Dataset excerpts:
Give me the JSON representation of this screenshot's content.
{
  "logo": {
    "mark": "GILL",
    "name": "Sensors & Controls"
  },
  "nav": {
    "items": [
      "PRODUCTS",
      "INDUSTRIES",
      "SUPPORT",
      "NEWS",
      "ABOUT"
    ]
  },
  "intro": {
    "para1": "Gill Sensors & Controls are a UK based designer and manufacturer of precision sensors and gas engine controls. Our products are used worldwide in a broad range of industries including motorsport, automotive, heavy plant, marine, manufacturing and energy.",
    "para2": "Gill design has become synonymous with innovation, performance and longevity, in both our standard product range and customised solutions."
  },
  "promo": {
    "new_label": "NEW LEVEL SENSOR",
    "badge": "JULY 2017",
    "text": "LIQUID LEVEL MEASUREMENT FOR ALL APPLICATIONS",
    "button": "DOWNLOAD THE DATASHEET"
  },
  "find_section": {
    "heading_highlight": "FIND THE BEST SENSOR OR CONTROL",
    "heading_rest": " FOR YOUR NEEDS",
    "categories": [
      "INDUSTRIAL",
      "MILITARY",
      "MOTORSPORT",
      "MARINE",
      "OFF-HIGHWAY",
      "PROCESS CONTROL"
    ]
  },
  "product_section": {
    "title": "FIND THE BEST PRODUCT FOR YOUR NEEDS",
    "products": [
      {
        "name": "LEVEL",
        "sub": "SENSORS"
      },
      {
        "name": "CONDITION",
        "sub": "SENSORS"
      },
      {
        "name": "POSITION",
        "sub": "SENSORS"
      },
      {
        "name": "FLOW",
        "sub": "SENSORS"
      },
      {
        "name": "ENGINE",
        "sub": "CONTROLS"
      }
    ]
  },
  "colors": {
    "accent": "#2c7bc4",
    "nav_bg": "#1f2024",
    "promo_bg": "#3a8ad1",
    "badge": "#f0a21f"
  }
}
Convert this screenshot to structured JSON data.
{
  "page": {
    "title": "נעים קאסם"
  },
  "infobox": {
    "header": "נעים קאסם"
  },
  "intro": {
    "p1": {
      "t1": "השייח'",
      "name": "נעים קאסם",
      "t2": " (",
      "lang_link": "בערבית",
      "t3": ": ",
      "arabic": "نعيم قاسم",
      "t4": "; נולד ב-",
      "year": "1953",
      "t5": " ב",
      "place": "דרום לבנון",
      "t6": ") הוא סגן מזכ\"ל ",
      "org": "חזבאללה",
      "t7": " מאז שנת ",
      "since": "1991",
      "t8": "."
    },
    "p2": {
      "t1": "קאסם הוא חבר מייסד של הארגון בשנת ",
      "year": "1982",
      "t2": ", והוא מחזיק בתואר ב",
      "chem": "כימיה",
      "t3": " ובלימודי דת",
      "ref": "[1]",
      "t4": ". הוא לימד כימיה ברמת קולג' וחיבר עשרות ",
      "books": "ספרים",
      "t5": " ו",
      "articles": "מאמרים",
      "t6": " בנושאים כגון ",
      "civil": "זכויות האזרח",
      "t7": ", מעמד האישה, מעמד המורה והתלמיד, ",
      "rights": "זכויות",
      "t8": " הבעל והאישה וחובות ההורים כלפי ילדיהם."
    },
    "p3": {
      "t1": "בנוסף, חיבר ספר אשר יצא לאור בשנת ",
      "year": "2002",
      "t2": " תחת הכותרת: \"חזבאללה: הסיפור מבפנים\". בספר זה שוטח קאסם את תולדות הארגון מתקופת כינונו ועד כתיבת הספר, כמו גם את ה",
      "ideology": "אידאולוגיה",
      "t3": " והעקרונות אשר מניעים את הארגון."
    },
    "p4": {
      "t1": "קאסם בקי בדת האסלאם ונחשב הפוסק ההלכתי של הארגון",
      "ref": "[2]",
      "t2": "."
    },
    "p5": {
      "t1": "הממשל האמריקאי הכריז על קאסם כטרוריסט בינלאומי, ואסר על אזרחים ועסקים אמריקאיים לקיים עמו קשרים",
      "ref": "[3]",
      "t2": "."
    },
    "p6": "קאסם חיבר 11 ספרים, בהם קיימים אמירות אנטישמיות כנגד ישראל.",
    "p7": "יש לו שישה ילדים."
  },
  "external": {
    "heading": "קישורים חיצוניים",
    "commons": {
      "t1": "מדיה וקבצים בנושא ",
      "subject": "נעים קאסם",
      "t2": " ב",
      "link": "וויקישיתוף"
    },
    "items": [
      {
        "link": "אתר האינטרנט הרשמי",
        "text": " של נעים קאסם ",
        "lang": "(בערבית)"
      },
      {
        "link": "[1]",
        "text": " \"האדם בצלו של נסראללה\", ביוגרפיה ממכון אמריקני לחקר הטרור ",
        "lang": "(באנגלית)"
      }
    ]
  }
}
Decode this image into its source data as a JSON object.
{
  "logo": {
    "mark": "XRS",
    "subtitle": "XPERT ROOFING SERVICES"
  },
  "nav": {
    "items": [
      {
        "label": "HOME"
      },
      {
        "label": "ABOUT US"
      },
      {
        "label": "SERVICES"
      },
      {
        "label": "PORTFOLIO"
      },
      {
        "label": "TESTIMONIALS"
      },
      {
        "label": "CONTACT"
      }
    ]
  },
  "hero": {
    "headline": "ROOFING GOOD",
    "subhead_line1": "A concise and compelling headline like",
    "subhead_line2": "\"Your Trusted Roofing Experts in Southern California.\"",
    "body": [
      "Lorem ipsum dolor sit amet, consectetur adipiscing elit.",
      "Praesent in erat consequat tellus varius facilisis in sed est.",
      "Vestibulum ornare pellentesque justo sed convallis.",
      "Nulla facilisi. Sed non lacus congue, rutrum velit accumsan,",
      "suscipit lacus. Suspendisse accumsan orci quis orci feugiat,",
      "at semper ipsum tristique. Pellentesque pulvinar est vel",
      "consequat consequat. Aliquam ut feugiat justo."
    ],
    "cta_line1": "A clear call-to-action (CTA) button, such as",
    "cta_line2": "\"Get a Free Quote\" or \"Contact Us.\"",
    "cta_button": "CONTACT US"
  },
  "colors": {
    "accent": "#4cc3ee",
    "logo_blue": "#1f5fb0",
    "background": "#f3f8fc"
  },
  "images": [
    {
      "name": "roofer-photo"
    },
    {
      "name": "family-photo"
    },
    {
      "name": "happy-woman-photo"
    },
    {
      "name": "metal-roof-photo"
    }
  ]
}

### Problem description
Reproduce the data in full, exactly as presented.

### Task response
Give me the JSON representation of this screenshot's content.
{
  "logo": {
    "mark": "GILL",
    "name": "Sensors & Controls"
  },
  "nav": {
    "items": [
      "PRODUCTS",
      "INDUSTRIES",
      "SUPPORT",
      "NEWS",
      "ABOUT"
    ]
  },
  "intro": {
    "para1": "Gill Sensors & Controls are a UK based designer and manufacturer of precision sensors and gas engine controls. Our products are used worldwide in a broad range of industries including motorsport, automotive, heavy plant, marine, manufacturing and energy.",
    "para2": "Gill design has become synonymous with innovation, performance and longevity, in both our standard product range and customised solutions."
  },
  "promo": {
    "new_label": "NEW LEVEL SENSOR",
    "badge": "JULY 2017",
    "text": "LIQUID LEVEL MEASUREMENT FOR ALL APPLICATIONS",
    "button": "DOWNLOAD THE DATASHEET"
  },
  "find_section": {
    "heading_highlight": "FIND THE BEST SENSOR OR CONTROL",
    "heading_rest": " FOR YOUR NEEDS",
    "categories": [
      "INDUSTRIAL",
      "MILITARY",
      "MOTORSPORT",
      "MARINE",
      "OFF-HIGHWAY",
      "PROCESS CONTROL"
    ]
  },
  "product_section": {
    "title": "FIND THE BEST PRODUCT FOR YOUR NEEDS",
    "products": [
      {
        "name": "LEVEL",
        "sub": "SENSORS"
      },
      {
        "name": "CONDITION",
        "sub": "SENSORS"
      },
      {
        "name": "POSITION",
        "sub": "SENSORS"
      },
      {
        "name": "FLOW",
        "sub": "SENSORS"
      },
      {
        "name": "ENGINE",
        "sub": "CONTROLS"
      }
    ]
  },
  "colors": {
    "accent": "#2c7bc4",
    "nav_bg": "#1f2024",
    "promo_bg": "#3a8ad1",
    "badge": "#f0a21f"
  }
}
Convert this screenshot to structured JSON data.
{
  "page": {
    "title": "נעים קאסם"
  },
  "infobox": {
    "header": "נעים קאסם"
  },
  "intro": {
    "p1": {
      "t1": "השייח'",
      "name": "נעים קאסם",
      "t2": " (",
      "lang_link": "בערבית",
      "t3": ": ",
      "arabic": "نعيم قاسم",
      "t4": "; נולד ב-",
      "year": "1953",
      "t5": " ב",
      "place": "דרום לבנון",
      "t6": ") הוא סגן מזכ\"ל ",
      "org": "חזבאללה",
      "t7": " מאז שנת ",
      "since": "1991",
      "t8": "."
    },
    "p2": {
      "t1": "קאסם הוא חבר מייסד של הארגון בשנת ",
      "year": "1982",
      "t2": ", והוא מחזיק בתואר ב",
      "chem": "כימיה",
      "t3": " ובלימודי דת",
      "ref": "[1]",
      "t4": ". הוא לימד כימיה ברמת קולג' וחיבר עשרות ",
      "books": "ספרים",
      "t5": " ו",
      "articles": "מאמרים",
      "t6": " בנושאים כגון ",
      "civil": "זכויות האזרח",
      "t7": ", מעמד האישה, מעמד המורה והתלמיד, ",
      "rights": "זכויות",
      "t8": " הבעל והאישה וחובות ההורים כלפי ילדיהם."
    },
    "p3": {
      "t1": "בנוסף, חיבר ספר אשר יצא לאור בשנת ",
      "year": "2002",
      "t2": " תחת הכותרת: \"חזבאללה: הסיפור מבפנים\". בספר זה שוטח קאסם את תולדות הארגון מתקופת כינונו ועד כתיבת הספר, כמו גם את ה",
      "ideology": "אידאולוגיה",
      "t3": " והעקרונות אשר מניעים את הארגון."
    },
    "p4": {
      "t1": "קאסם בקי בדת האסלאם ונחשב הפוסק ההלכתי של הארגון",
      "ref": "[2]",
      "t2": "."
    },
    "p5": {
      "t1": "הממשל האמריקאי הכריז על קאסם כטרוריסט בינלאומי, ואסר על אזרחים ועסקים אמריקאיים לקיים עמו קשרים",
      "ref": "[3]",
      "t2": "."
    },
    "p6": "קאסם חיבר 11 ספרים, בהם קיימים אמירות אנטישמיות כנגד ישראל.",
    "p7": "יש לו שישה ילדים."
  },
  "external": {
    "heading": "קישורים חיצוניים",
    "commons": {
      "t1": "מדיה וקבצים בנושא ",
      "subject": "נעים קאסם",
      "t2": " ב",
      "link": "וויקישיתוף"
    },
    "items": [
      {
        "link": "אתר האינטרנט הרשמי",
        "text": " של נעים קאסם ",
        "lang": "(בערבית)"
      },
      {
        "link": "[1]",
        "text": " \"האדם בצלו של נסראללה\", ביוגרפיה ממכון אמריקני לחקר הטרור ",
        "lang": "(באנגלית)"
      }
    ]
  }
}
Decode this image into its source data as a JSON object.
{
  "logo": {
    "mark": "XRS",
    "subtitle": "XPERT ROOFING SERVICES"
  },
  "nav": {
    "items": [
      {
        "label": "HOME"
      },
      {
        "label": "ABOUT US"
      },
      {
        "label": "SERVICES"
      },
      {
        "label": "PORTFOLIO"
      },
      {
        "label": "TESTIMONIALS"
      },
      {
        "label": "CONTACT"
      }
    ]
  },
  "hero": {
    "headline": "ROOFING GOOD",
    "subhead_line1": "A concise and compelling headline like",
    "subhead_line2": "\"Your Trusted Roofing Experts in Southern California.\"",
    "body": [
      "Lorem ipsum dolor sit amet, consectetur adipiscing elit.",
      "Praesent in erat consequat tellus varius facilisis in sed est.",
      "Vestibulum ornare pellentesque justo sed convallis.",
      "Nulla facilisi. Sed non lacus congue, rutrum velit accumsan,",
      "suscipit lacus. Suspendisse accumsan orci quis orci feugiat,",
      "at semper ipsum tristique. Pellentesque pulvinar est vel",
      "consequat consequat. Aliquam ut feugiat justo."
    ],
    "cta_line1": "A clear call-to-action (CTA) button, such as",
    "cta_line2": "\"Get a Free Quote\" or \"Contact Us.\"",
    "cta_button": "CONTACT US"
  },
  "colors": {
    "accent": "#4cc3ee",
    "logo_blue": "#1f5fb0",
    "background": "#f3f8fc"
  },
  "images": [
    {
      "name": "roofer-photo"
    },
    {
      "name": "family-photo"
    },
    {
      "name": "happy-woman-photo"
    },
    {
      "name": "metal-roof-photo"
    }
  ]
}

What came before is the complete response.